In vitro release
The in-vitro drug release profile of SM-SLNs is shown in (Figure 3). The SLNs showed a biphasic release pattern with an initial burst release in the first 1 h releasing approximately 23% of drug followed by fast release up to 6 hrs and subsequent sustained release for a period of 24 h. A maximum of approximately 97% of drug release was obtained from the SLNs. This release profile may be explained based on the partition effects of the drug between molten lipid and water phase during the homogenization step in the formulation procedure. During this step, hot water is used which is gradually cooled in an ice bath with simultaneous homogenization. As the temperature of the water gradually drops, the solubility of drug in water decreases which leads to re-partitioning of the drug into the lipid phase. As the recrystallization temperature of the lipid is reached, a solid core starts forming including the drug present in lipid phase at this temperature. Further decrease in the temperature imposes more pressure on the drug to re-partition into the lipid phase as its aqueous solubility further decreases. However, the already formed lipid core cannot take up anymore drug consequently leading to increased concentration of drug in the outer shell or surface of the SLNs. The sustained release of silymarin can be utilized to prolong the drug release subsequently reducing the frequency of drug administration.
————————
» **Task objective**: In the in vitro release passage, about what share of the drug did the SLNs release in the initial burst during the first hour?
————————
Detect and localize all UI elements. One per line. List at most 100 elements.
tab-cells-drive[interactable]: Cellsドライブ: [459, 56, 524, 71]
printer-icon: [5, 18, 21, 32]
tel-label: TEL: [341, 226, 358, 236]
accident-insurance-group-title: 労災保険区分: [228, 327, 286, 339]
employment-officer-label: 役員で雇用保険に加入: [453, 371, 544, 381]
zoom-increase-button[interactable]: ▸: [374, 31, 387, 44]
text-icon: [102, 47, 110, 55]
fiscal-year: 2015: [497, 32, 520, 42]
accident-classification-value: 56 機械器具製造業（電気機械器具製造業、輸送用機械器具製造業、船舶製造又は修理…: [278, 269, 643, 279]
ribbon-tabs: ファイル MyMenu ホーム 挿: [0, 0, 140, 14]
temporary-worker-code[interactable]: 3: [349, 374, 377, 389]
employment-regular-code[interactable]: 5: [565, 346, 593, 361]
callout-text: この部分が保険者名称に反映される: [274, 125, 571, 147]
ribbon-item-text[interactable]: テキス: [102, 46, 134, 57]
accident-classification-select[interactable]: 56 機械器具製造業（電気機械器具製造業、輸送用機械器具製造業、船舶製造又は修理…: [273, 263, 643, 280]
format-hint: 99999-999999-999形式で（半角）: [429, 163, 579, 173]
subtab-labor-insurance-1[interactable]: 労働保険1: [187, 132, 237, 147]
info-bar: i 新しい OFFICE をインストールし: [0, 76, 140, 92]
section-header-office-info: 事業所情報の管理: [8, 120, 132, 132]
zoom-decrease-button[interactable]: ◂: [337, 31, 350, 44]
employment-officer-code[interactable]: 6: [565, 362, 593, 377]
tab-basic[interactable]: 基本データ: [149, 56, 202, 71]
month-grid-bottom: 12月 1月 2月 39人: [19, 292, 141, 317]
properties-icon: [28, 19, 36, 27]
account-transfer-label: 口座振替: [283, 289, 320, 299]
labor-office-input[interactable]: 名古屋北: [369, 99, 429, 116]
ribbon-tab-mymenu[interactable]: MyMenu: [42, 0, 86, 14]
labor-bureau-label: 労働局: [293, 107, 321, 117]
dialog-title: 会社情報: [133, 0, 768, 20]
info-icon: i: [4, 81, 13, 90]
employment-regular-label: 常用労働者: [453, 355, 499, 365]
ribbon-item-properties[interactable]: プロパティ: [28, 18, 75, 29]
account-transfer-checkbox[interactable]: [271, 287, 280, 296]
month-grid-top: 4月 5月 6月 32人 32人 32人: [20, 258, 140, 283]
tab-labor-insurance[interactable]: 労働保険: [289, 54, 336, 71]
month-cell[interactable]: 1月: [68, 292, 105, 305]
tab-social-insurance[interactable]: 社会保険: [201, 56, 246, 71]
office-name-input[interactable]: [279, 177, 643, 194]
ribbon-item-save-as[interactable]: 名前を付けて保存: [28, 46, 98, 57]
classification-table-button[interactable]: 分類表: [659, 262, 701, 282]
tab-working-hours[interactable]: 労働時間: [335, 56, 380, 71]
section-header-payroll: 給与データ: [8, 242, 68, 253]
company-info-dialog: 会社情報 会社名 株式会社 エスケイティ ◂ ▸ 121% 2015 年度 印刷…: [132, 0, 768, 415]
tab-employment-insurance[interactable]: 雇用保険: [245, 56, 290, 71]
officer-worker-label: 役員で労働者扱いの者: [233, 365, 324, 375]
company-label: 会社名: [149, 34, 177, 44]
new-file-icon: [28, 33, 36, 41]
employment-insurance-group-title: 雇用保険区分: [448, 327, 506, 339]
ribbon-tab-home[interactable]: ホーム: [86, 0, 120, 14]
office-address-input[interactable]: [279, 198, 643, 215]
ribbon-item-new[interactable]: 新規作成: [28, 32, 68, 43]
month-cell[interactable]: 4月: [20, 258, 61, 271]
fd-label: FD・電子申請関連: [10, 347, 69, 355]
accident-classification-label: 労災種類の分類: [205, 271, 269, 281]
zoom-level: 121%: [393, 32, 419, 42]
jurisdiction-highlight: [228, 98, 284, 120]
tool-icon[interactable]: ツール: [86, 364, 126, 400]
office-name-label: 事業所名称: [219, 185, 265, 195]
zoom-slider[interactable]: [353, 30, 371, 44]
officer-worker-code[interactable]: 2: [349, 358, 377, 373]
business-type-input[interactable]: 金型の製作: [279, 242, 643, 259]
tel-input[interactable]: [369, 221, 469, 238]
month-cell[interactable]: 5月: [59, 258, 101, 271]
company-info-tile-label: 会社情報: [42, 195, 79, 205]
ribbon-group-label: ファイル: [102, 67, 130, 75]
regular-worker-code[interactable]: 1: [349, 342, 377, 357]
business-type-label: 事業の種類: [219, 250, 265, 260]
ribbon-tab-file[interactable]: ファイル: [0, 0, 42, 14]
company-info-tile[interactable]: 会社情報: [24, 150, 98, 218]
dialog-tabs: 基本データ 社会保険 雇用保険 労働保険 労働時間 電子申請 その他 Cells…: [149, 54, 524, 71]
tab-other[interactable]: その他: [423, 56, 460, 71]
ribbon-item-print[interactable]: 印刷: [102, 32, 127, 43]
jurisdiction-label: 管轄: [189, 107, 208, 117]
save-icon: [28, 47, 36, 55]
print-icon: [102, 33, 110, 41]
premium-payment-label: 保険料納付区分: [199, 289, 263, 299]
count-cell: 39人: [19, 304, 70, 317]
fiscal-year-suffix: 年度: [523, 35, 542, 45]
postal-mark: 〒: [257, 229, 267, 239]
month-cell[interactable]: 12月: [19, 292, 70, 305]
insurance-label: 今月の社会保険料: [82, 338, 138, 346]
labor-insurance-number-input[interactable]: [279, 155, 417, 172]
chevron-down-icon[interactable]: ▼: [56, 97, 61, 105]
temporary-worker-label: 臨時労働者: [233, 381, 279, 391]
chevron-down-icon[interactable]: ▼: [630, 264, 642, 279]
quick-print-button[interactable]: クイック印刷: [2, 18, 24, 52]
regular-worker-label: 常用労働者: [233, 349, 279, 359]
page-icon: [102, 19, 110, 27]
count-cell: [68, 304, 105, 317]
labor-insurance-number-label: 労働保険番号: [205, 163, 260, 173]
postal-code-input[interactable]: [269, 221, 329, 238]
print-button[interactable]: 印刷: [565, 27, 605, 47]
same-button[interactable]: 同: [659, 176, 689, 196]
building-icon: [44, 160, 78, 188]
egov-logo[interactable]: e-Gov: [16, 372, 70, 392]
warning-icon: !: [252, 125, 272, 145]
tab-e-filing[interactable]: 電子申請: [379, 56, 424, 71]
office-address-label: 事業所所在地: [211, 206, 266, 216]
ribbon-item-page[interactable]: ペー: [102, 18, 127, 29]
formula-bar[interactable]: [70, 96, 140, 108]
————————
» **Completed exercise**: Approximately 23% of the drug.